[Items from a figure collection]
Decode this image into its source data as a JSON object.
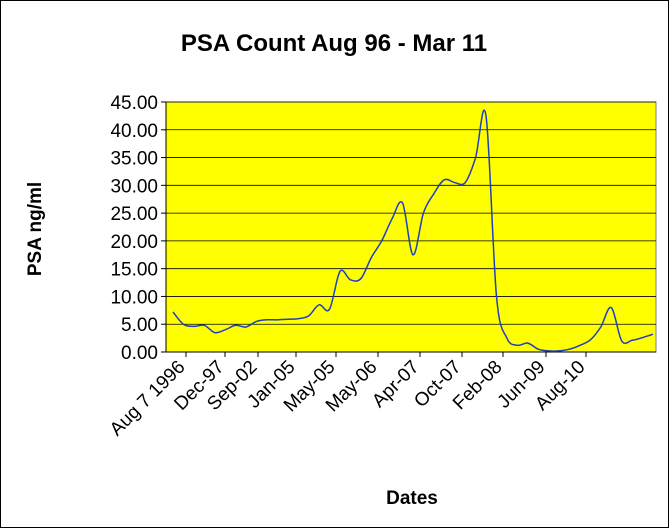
{
  "chart_data": {
    "type": "line",
    "title": "PSA Count Aug 96 - Mar 11",
    "xlabel": "Dates",
    "ylabel": "PSA ng/ml",
    "ylim": [
      0,
      45
    ],
    "yticks": [
      "0.00",
      "5.00",
      "10.00",
      "15.00",
      "20.00",
      "25.00",
      "30.00",
      "35.00",
      "40.00",
      "45.00"
    ],
    "xtick_labels": [
      "Aug 7 1996",
      "Dec-97",
      "Sep-02",
      "Jan-05",
      "May-05",
      "May-06",
      "Apr-07",
      "Oct-07",
      "Feb-08",
      "Jun-09",
      "Aug-10"
    ],
    "grid": "horizontal",
    "legend": "none",
    "colors": {
      "plot_background": "#ffff00",
      "line": "#1f3fbf",
      "grid": "#000000"
    },
    "series": [
      {
        "values": [
          7.2,
          5.0,
          4.6,
          4.8,
          3.5,
          4.0,
          4.8,
          4.5,
          5.5,
          5.8,
          5.8,
          5.9,
          6.0,
          6.5,
          8.5,
          7.7,
          14.5,
          13.0,
          13.2,
          17.0,
          20.0,
          24.0,
          26.8,
          17.5,
          25.0,
          28.5,
          31.0,
          30.5,
          30.5,
          35.0,
          42.5,
          10.0,
          2.5,
          1.2,
          1.6,
          0.5,
          0.2,
          0.2,
          0.5,
          1.2,
          2.2,
          4.5,
          8.0,
          2.0,
          2.1,
          2.6,
          3.2
        ]
      }
    ]
  }
}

● **What this task involves**: Take the entries shown above and quote them verbatim, passing over the pictures.

● **Solution to the exercise**:
Decode this image into its source data as a JSON object.
{
  "chart_data": {
    "type": "line",
    "title": "PSA Count Aug 96 - Mar 11",
    "xlabel": "Dates",
    "ylabel": "PSA ng/ml",
    "ylim": [
      0,
      45
    ],
    "yticks": [
      "0.00",
      "5.00",
      "10.00",
      "15.00",
      "20.00",
      "25.00",
      "30.00",
      "35.00",
      "40.00",
      "45.00"
    ],
    "xtick_labels": [
      "Aug 7 1996",
      "Dec-97",
      "Sep-02",
      "Jan-05",
      "May-05",
      "May-06",
      "Apr-07",
      "Oct-07",
      "Feb-08",
      "Jun-09",
      "Aug-10"
    ],
    "grid": "horizontal",
    "legend": "none",
    "colors": {
      "plot_background": "#ffff00",
      "line": "#1f3fbf",
      "grid": "#000000"
    },
    "series": [
      {
        "values": [
          7.2,
          5.0,
          4.6,
          4.8,
          3.5,
          4.0,
          4.8,
          4.5,
          5.5,
          5.8,
          5.8,
          5.9,
          6.0,
          6.5,
          8.5,
          7.7,
          14.5,
          13.0,
          13.2,
          17.0,
          20.0,
          24.0,
          26.8,
          17.5,
          25.0,
          28.5,
          31.0,
          30.5,
          30.5,
          35.0,
          42.5,
          10.0,
          2.5,
          1.2,
          1.6,
          0.5,
          0.2,
          0.2,
          0.5,
          1.2,
          2.2,
          4.5,
          8.0,
          2.0,
          2.1,
          2.6,
          3.2
        ]
      }
    ]
  }
}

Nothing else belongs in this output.